Stored data:
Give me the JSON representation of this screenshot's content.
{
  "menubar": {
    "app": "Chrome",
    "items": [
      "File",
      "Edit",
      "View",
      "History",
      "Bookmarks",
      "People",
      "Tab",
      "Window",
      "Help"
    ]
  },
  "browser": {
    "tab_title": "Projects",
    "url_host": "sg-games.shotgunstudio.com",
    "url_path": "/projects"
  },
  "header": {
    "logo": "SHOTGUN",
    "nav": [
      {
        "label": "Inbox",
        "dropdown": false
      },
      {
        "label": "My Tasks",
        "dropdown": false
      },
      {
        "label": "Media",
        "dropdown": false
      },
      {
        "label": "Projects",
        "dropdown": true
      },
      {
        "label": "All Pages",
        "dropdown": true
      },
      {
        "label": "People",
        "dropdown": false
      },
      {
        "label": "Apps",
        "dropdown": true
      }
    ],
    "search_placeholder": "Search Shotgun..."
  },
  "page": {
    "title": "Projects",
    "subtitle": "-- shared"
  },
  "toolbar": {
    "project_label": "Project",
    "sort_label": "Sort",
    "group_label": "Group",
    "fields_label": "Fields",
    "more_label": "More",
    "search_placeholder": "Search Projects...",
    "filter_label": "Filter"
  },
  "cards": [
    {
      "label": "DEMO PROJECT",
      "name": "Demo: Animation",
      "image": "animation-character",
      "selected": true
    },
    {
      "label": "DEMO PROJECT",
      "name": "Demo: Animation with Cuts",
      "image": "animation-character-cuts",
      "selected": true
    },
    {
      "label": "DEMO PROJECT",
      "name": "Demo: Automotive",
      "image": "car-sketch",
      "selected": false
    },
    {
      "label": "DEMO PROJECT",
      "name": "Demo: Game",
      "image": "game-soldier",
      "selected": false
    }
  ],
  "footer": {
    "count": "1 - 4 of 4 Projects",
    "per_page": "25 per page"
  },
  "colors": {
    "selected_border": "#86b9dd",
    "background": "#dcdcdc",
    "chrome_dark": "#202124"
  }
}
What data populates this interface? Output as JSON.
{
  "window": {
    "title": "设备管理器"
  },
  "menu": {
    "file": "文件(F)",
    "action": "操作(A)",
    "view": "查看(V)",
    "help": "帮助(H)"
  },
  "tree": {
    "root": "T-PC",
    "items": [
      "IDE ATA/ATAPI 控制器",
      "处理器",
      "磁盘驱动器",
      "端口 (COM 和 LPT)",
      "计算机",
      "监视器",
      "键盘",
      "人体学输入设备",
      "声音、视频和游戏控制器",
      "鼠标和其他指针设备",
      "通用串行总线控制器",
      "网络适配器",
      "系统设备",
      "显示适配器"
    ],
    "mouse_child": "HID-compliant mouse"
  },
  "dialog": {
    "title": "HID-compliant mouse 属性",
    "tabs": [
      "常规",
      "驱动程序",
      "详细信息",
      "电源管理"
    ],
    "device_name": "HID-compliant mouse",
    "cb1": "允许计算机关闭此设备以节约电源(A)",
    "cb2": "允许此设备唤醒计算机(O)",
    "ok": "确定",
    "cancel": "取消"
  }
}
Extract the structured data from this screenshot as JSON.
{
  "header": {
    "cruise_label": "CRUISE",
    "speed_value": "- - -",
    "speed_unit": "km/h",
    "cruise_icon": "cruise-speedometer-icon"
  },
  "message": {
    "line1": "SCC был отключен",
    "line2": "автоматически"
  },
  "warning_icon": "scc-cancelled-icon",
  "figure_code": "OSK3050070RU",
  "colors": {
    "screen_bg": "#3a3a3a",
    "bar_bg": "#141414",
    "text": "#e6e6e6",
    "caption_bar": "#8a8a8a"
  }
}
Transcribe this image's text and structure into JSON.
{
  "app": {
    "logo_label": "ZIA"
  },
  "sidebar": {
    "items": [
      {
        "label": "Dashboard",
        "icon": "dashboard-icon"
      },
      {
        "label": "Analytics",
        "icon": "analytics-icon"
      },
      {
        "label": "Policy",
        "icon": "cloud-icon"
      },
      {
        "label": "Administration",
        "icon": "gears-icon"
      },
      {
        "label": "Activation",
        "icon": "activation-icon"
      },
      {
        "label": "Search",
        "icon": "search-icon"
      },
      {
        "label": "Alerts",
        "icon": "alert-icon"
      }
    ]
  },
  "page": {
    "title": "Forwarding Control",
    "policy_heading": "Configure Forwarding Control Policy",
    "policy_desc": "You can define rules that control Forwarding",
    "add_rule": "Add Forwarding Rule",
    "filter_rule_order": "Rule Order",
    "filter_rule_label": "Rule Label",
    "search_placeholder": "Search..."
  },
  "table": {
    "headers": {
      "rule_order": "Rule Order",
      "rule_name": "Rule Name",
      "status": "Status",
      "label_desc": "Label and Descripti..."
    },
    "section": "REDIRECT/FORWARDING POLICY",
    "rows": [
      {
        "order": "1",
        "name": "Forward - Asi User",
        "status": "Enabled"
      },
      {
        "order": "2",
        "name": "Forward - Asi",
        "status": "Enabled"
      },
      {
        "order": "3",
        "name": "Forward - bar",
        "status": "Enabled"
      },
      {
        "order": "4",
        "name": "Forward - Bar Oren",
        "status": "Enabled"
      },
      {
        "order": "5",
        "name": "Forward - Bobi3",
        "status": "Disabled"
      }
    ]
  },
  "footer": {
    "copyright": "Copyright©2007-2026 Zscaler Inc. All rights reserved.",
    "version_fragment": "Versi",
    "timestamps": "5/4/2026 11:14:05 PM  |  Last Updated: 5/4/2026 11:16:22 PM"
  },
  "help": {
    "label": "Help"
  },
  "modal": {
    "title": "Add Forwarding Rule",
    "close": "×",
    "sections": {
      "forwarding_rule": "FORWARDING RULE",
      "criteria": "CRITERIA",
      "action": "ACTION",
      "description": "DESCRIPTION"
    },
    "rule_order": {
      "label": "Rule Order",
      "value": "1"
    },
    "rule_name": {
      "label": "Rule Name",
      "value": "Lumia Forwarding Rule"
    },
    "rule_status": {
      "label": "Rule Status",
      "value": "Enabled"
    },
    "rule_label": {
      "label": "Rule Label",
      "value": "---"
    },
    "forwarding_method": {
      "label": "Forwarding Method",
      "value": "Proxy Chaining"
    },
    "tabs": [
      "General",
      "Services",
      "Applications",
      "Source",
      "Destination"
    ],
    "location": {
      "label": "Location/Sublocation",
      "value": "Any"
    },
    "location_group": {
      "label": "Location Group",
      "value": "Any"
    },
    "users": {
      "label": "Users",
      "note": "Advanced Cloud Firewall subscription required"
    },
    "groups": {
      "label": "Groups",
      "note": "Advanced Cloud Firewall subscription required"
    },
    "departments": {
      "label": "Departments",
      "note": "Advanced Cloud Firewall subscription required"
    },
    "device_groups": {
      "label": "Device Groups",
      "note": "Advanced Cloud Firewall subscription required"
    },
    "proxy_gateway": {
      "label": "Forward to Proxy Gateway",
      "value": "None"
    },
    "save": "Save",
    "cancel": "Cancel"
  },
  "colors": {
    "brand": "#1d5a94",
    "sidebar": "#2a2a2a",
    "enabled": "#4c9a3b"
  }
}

PROBLEM: Quote the material exactly, leaving nothing out.

THE ANSWER:
Give me the JSON representation of this screenshot's content.
{
  "menubar": {
    "app": "Chrome",
    "items": [
      "File",
      "Edit",
      "View",
      "History",
      "Bookmarks",
      "People",
      "Tab",
      "Window",
      "Help"
    ]
  },
  "browser": {
    "tab_title": "Projects",
    "url_host": "sg-games.shotgunstudio.com",
    "url_path": "/projects"
  },
  "header": {
    "logo": "SHOTGUN",
    "nav": [
      {
        "label": "Inbox",
        "dropdown": false
      },
      {
        "label": "My Tasks",
        "dropdown": false
      },
      {
        "label": "Media",
        "dropdown": false
      },
      {
        "label": "Projects",
        "dropdown": true
      },
      {
        "label": "All Pages",
        "dropdown": true
      },
      {
        "label": "People",
        "dropdown": false
      },
      {
        "label": "Apps",
        "dropdown": true
      }
    ],
    "search_placeholder": "Search Shotgun..."
  },
  "page": {
    "title": "Projects",
    "subtitle": "-- shared"
  },
  "toolbar": {
    "project_label": "Project",
    "sort_label": "Sort",
    "group_label": "Group",
    "fields_label": "Fields",
    "more_label": "More",
    "search_placeholder": "Search Projects...",
    "filter_label": "Filter"
  },
  "cards": [
    {
      "label": "DEMO PROJECT",
      "name": "Demo: Animation",
      "image": "animation-character",
      "selected": true
    },
    {
      "label": "DEMO PROJECT",
      "name": "Demo: Animation with Cuts",
      "image": "animation-character-cuts",
      "selected": true
    },
    {
      "label": "DEMO PROJECT",
      "name": "Demo: Automotive",
      "image": "car-sketch",
      "selected": false
    },
    {
      "label": "DEMO PROJECT",
      "name": "Demo: Game",
      "image": "game-soldier",
      "selected": false
    }
  ],
  "footer": {
    "count": "1 - 4 of 4 Projects",
    "per_page": "25 per page"
  },
  "colors": {
    "selected_border": "#86b9dd",
    "background": "#dcdcdc",
    "chrome_dark": "#202124"
  }
}
What data populates this interface? Output as JSON.
{
  "window": {
    "title": "设备管理器"
  },
  "menu": {
    "file": "文件(F)",
    "action": "操作(A)",
    "view": "查看(V)",
    "help": "帮助(H)"
  },
  "tree": {
    "root": "T-PC",
    "items": [
      "IDE ATA/ATAPI 控制器",
      "处理器",
      "磁盘驱动器",
      "端口 (COM 和 LPT)",
      "计算机",
      "监视器",
      "键盘",
      "人体学输入设备",
      "声音、视频和游戏控制器",
      "鼠标和其他指针设备",
      "通用串行总线控制器",
      "网络适配器",
      "系统设备",
      "显示适配器"
    ],
    "mouse_child": "HID-compliant mouse"
  },
  "dialog": {
    "title": "HID-compliant mouse 属性",
    "tabs": [
      "常规",
      "驱动程序",
      "详细信息",
      "电源管理"
    ],
    "device_name": "HID-compliant mouse",
    "cb1": "允许计算机关闭此设备以节约电源(A)",
    "cb2": "允许此设备唤醒计算机(O)",
    "ok": "确定",
    "cancel": "取消"
  }
}
Extract the structured data from this screenshot as JSON.
{
  "header": {
    "cruise_label": "CRUISE",
    "speed_value": "- - -",
    "speed_unit": "km/h",
    "cruise_icon": "cruise-speedometer-icon"
  },
  "message": {
    "line1": "SCC был отключен",
    "line2": "автоматически"
  },
  "warning_icon": "scc-cancelled-icon",
  "figure_code": "OSK3050070RU",
  "colors": {
    "screen_bg": "#3a3a3a",
    "bar_bg": "#141414",
    "text": "#e6e6e6",
    "caption_bar": "#8a8a8a"
  }
}
Transcribe this image's text and structure into JSON.
{
  "app": {
    "logo_label": "ZIA"
  },
  "sidebar": {
    "items": [
      {
        "label": "Dashboard",
        "icon": "dashboard-icon"
      },
      {
        "label": "Analytics",
        "icon": "analytics-icon"
      },
      {
        "label": "Policy",
        "icon": "cloud-icon"
      },
      {
        "label": "Administration",
        "icon": "gears-icon"
      },
      {
        "label": "Activation",
        "icon": "activation-icon"
      },
      {
        "label": "Search",
        "icon": "search-icon"
      },
      {
        "label": "Alerts",
        "icon": "alert-icon"
      }
    ]
  },
  "page": {
    "title": "Forwarding Control",
    "policy_heading": "Configure Forwarding Control Policy",
    "policy_desc": "You can define rules that control Forwarding",
    "add_rule": "Add Forwarding Rule",
    "filter_rule_order": "Rule Order",
    "filter_rule_label": "Rule Label",
    "search_placeholder": "Search..."
  },
  "table": {
    "headers": {
      "rule_order": "Rule Order",
      "rule_name": "Rule Name",
      "status": "Status",
      "label_desc": "Label and Descripti..."
    },
    "section": "REDIRECT/FORWARDING POLICY",
    "rows": [
      {
        "order": "1",
        "name": "Forward - Asi User",
        "status": "Enabled"
      },
      {
        "order": "2",
        "name": "Forward - Asi",
        "status": "Enabled"
      },
      {
        "order": "3",
        "name": "Forward - bar",
        "status": "Enabled"
      },
      {
        "order": "4",
        "name": "Forward - Bar Oren",
        "status": "Enabled"
      },
      {
        "order": "5",
        "name": "Forward - Bobi3",
        "status": "Disabled"
      }
    ]
  },
  "footer": {
    "copyright": "Copyright©2007-2026 Zscaler Inc. All rights reserved.",
    "version_fragment": "Versi",
    "timestamps": "5/4/2026 11:14:05 PM  |  Last Updated: 5/4/2026 11:16:22 PM"
  },
  "help": {
    "label": "Help"
  },
  "modal": {
    "title": "Add Forwarding Rule",
    "close": "×",
    "sections": {
      "forwarding_rule": "FORWARDING RULE",
      "criteria": "CRITERIA",
      "action": "ACTION",
      "description": "DESCRIPTION"
    },
    "rule_order": {
      "label": "Rule Order",
      "value": "1"
    },
    "rule_name": {
      "label": "Rule Name",
      "value": "Lumia Forwarding Rule"
    },
    "rule_status": {
      "label": "Rule Status",
      "value": "Enabled"
    },
    "rule_label": {
      "label": "Rule Label",
      "value": "---"
    },
    "forwarding_method": {
      "label": "Forwarding Method",
      "value": "Proxy Chaining"
    },
    "tabs": [
      "General",
      "Services",
      "Applications",
      "Source",
      "Destination"
    ],
    "location": {
      "label": "Location/Sublocation",
      "value": "Any"
    },
    "location_group": {
      "label": "Location Group",
      "value": "Any"
    },
    "users": {
      "label": "Users",
      "note": "Advanced Cloud Firewall subscription required"
    },
    "groups": {
      "label": "Groups",
      "note": "Advanced Cloud Firewall subscription required"
    },
    "departments": {
      "label": "Departments",
      "note": "Advanced Cloud Firewall subscription required"
    },
    "device_groups": {
      "label": "Device Groups",
      "note": "Advanced Cloud Firewall subscription required"
    },
    "proxy_gateway": {
      "label": "Forward to Proxy Gateway",
      "value": "None"
    },
    "save": "Save",
    "cancel": "Cancel"
  },
  "colors": {
    "brand": "#1d5a94",
    "sidebar": "#2a2a2a",
    "enabled": "#4c9a3b"
  }
}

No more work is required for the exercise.